SELECTED PASSAGE:
----

Hiya!

I am a terrible blogger. It’s been five weeks since the last entry! Sure, I have many excuses, but you’d think that at one point or another over that lengthy and busy period I’d be able to sit down for an hour and hammer out an entry. As I always say, I can’t promise that the next entry won’t be another five weeks down the line, but I’ll try to do better in the future. Somehow my posting average is still once per 4.8 days, meaning that I had way too much time on my hands back when I began this blog just before starting high school.

I still have a hard time getting over this idea that in less than a year I’ll be gone from high school for good. Even with the upheaval that occurred during my sophomore year, the past four years have still been a fairly stable, somewhat happy time for me, and stepping into the unknown of college and adulthood remains a bit intimidating, even after the glorious weeks I spent at Stanford. In case you didn’t notice while reading my long and whiny lamentations about my sorry life after moving here, I don’t really like change all that much once I’m content with my current situation, though it seems like I usually handle them well (with the move to Wisconsin being the one glaring exception). Thankfully, I’m rapidly losing the few things I once liked about high school, so by the time June rolls around I’m sure I’ll be itching to leave.

----

SUPPLIED MATERIAL:
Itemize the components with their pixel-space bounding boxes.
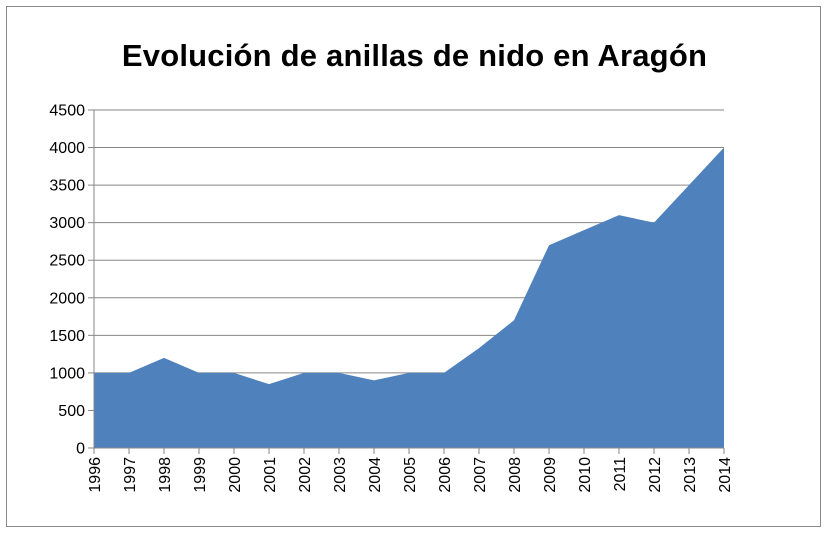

----

GIVEN INSTRUCTION 1:
Answer these questions about the blog post, one answer per line:
(a) How long has it been since the previous entry?
(b) What posting average does the writer still have?
(c) Which change does the writer name as the one glaring exception to handling change well?
GIVEN INSTRUCTION 2: Write out the blog post word for word from "I am a terrible" to "starting high school.".

EXPECTED OUTPUT 1:
(a) Five weeks.
(b) Once per 4.8 days.
(c) The move to Wisconsin.

EXPECTED OUTPUT 2:
I am a terrible blogger. It’s been five weeks since the last entry! Sure, I have many excuses, but you’d think that at one point or another over that lengthy and busy period I’d be able to sit down for an hour and hammer out an entry. As I always say, I can’t promise that the next entry won’t be another five weeks down the line, but I’ll try to do better in the future. Somehow my posting average is still once per 4.8 days, meaning that I had way too much time on my hands back when I began this blog just before starting high school.